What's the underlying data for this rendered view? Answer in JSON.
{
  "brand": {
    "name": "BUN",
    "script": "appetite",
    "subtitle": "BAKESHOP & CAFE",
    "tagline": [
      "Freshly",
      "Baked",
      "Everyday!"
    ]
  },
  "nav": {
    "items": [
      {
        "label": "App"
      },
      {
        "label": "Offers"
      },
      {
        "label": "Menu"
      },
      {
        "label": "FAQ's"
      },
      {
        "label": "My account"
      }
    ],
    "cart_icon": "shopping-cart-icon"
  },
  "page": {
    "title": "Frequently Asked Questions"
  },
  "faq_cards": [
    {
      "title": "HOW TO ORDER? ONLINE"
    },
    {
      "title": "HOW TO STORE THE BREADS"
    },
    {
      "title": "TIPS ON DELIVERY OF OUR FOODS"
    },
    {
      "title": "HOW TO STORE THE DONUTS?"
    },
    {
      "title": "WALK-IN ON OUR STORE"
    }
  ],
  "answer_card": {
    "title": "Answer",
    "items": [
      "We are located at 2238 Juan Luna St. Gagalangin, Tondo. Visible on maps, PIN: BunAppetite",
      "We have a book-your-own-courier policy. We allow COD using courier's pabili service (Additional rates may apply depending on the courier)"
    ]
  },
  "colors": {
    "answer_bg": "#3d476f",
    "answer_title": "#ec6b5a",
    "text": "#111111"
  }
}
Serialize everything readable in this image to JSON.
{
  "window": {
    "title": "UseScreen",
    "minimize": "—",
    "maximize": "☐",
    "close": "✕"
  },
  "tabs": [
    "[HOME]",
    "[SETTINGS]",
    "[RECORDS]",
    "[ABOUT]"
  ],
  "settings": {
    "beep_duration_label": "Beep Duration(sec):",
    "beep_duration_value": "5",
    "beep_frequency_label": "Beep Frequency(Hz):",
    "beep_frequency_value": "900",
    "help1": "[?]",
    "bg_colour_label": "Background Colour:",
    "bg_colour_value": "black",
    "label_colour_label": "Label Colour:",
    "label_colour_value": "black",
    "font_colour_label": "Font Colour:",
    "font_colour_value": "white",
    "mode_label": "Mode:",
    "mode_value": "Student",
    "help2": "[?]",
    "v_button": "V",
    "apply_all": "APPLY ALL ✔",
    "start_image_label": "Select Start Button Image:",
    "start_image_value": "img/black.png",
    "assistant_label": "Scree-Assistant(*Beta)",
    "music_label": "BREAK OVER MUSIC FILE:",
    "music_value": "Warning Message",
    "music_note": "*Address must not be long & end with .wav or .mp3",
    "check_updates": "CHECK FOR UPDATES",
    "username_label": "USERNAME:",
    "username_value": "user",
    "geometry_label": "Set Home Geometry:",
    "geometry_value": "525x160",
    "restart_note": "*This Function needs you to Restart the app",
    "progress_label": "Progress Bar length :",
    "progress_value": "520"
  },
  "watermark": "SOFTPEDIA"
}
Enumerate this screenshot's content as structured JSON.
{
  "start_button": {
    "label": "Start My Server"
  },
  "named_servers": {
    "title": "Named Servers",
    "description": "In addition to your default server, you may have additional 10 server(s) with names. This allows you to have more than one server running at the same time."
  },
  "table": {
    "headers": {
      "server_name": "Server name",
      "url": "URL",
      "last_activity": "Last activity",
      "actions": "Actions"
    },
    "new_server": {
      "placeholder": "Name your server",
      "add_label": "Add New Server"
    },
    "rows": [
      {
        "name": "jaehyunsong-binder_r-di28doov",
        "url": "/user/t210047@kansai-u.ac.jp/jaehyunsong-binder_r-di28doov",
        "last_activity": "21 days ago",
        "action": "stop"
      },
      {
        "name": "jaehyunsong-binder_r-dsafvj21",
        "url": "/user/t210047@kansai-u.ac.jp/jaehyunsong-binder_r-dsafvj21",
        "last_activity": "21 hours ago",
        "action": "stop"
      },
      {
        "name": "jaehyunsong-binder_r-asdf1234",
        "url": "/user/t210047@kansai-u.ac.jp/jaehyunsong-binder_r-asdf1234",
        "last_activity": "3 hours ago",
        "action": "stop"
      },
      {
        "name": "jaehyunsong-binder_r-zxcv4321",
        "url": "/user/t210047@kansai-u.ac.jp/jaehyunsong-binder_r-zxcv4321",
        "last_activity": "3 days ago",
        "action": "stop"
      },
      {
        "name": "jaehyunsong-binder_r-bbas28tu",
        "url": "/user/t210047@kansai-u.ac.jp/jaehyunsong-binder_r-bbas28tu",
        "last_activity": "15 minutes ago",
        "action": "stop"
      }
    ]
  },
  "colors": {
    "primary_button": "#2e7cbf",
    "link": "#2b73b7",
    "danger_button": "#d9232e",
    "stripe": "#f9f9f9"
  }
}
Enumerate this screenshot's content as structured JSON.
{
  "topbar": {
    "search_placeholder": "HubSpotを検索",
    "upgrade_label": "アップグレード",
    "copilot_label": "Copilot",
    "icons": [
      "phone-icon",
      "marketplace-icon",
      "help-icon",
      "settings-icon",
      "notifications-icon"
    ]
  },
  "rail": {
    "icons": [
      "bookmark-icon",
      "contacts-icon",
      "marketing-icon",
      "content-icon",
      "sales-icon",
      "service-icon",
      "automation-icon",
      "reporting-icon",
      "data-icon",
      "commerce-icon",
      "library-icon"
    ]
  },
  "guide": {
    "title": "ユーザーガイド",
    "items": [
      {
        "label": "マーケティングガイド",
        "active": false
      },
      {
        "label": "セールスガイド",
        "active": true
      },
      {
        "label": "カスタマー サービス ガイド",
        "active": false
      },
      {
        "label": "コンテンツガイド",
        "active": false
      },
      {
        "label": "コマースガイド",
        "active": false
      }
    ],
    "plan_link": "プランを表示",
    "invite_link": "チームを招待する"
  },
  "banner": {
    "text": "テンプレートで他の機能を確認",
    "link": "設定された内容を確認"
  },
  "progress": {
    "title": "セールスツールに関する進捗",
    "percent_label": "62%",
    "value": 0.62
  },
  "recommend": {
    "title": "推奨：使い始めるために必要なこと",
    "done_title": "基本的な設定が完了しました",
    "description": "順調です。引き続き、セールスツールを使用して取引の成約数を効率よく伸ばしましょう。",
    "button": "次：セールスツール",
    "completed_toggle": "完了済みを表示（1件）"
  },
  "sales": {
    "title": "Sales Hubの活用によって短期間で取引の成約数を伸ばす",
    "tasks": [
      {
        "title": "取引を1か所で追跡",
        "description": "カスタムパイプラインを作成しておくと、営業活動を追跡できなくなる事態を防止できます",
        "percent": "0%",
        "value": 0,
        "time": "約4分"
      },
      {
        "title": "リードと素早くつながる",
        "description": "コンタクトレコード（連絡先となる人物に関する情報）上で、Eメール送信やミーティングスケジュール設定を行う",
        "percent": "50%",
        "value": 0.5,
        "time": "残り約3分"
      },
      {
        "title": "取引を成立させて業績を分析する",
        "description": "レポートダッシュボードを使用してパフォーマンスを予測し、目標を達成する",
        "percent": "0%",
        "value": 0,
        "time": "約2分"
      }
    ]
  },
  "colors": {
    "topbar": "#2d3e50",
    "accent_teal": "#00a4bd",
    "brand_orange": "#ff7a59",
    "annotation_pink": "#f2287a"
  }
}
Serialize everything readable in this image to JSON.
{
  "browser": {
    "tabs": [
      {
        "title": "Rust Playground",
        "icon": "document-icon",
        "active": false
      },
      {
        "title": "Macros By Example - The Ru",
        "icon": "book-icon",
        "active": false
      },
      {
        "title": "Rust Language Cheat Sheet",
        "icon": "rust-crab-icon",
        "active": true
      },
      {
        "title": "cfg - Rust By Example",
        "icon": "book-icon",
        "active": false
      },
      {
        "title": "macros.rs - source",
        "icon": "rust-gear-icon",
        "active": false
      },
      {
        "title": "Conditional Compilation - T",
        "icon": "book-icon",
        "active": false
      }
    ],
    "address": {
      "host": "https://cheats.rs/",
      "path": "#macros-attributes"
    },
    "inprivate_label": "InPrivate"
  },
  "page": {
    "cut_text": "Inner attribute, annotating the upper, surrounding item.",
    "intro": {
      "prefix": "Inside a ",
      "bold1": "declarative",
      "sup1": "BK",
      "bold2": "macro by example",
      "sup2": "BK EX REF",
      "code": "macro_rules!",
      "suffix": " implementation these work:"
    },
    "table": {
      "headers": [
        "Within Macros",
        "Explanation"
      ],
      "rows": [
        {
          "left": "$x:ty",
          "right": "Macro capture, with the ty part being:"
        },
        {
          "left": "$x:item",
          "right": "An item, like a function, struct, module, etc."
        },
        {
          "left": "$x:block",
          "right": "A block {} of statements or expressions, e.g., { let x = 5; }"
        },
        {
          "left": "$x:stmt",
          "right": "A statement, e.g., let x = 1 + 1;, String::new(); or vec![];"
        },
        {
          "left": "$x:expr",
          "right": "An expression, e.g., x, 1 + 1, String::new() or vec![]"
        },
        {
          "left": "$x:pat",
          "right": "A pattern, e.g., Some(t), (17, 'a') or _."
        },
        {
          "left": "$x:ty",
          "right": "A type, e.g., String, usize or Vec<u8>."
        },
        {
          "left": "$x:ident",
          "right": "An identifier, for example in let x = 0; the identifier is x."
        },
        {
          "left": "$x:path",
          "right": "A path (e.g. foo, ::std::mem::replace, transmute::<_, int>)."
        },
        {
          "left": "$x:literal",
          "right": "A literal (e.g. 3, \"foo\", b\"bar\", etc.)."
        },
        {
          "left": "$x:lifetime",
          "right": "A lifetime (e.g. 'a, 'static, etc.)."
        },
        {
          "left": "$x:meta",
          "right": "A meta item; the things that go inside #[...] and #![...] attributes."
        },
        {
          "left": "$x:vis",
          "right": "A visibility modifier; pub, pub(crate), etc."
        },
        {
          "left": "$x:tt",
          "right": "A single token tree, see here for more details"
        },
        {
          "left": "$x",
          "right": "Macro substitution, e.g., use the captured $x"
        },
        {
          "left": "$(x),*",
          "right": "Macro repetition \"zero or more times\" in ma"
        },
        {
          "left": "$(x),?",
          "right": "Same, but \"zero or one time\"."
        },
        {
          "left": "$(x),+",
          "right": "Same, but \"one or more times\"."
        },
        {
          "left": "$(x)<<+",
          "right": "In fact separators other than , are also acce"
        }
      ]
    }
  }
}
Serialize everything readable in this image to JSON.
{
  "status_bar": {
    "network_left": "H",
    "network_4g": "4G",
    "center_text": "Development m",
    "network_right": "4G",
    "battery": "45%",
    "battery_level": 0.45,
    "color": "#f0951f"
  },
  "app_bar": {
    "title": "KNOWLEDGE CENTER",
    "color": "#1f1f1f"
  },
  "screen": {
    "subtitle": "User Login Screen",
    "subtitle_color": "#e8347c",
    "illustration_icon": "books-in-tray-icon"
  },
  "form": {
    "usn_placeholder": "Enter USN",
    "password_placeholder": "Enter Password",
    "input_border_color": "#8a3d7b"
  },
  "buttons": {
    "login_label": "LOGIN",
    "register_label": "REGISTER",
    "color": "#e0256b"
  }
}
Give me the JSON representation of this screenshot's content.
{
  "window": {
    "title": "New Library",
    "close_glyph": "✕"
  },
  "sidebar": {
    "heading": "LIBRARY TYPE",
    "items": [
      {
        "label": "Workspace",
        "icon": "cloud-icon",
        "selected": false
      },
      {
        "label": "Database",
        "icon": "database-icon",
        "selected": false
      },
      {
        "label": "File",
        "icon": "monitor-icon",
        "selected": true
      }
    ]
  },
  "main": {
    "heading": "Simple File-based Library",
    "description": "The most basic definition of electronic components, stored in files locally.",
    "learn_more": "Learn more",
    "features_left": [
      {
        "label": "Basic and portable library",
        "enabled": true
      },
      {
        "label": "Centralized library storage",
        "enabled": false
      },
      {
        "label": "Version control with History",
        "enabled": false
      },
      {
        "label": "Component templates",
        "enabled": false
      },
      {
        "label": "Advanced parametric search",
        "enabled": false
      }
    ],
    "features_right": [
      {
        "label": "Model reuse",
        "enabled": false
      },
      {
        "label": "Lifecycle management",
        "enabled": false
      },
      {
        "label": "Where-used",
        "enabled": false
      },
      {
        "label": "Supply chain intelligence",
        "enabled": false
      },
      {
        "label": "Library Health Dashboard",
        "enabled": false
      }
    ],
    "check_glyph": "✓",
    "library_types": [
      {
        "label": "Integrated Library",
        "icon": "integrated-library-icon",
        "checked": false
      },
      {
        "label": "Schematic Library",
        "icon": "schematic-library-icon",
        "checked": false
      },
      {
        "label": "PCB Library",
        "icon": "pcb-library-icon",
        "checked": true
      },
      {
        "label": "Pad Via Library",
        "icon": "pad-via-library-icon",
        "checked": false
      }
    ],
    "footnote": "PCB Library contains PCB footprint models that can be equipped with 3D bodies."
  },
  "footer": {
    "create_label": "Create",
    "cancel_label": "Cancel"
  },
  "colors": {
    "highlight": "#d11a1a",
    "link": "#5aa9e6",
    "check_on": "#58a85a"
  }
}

Problem details: In the records above, find each line holding "content" and copy it.

Full output:
Enumerate this screenshot's content as structured JSON.
Enumerate this screenshot's content as structured JSON.
      "content-icon",
Give me the JSON representation of this screenshot's content.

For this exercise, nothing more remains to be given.